[Stored items from a collection]
-- Begin --

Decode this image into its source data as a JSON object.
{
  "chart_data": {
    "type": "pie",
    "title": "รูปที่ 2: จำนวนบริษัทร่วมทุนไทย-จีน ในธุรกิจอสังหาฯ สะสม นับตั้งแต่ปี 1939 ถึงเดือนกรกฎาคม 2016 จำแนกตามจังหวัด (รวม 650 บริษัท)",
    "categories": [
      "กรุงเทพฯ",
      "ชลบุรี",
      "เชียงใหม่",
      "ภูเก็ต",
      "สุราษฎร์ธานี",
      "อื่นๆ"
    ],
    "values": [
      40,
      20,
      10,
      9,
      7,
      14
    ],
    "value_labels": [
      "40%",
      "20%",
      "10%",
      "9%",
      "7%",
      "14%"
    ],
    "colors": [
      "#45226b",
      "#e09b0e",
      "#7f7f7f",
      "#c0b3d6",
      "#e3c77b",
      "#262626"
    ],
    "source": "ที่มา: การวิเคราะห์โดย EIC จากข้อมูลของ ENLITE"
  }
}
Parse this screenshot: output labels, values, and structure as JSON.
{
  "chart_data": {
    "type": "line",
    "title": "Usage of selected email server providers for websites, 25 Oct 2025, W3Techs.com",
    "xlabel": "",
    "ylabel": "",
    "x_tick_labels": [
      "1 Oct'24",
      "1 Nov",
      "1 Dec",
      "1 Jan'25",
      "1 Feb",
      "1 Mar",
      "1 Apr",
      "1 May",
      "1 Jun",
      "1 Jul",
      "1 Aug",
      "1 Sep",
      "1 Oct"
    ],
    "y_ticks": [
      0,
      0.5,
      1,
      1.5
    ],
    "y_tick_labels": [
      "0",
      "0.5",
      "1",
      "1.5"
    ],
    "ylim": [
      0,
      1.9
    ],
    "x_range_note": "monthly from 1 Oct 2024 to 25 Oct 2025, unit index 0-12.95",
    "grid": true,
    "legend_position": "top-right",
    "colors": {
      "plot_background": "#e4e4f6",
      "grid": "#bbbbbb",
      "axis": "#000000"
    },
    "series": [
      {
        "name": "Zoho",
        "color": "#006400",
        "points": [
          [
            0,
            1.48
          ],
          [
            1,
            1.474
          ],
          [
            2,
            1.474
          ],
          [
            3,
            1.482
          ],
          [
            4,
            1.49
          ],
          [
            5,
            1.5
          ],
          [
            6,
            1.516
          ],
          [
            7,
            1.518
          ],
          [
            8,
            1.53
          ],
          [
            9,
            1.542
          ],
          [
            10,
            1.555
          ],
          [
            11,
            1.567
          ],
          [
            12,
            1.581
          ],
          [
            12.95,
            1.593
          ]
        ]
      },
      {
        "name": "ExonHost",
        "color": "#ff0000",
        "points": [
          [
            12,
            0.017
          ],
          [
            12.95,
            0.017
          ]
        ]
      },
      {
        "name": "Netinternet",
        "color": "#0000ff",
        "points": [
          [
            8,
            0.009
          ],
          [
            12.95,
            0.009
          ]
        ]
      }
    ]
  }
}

-- End --

> INSTRUCTIONS FOR THE TASK
Tally the lines of the records holding the word "source", then give only the resulting number.

> CORRECT OUTPUT
2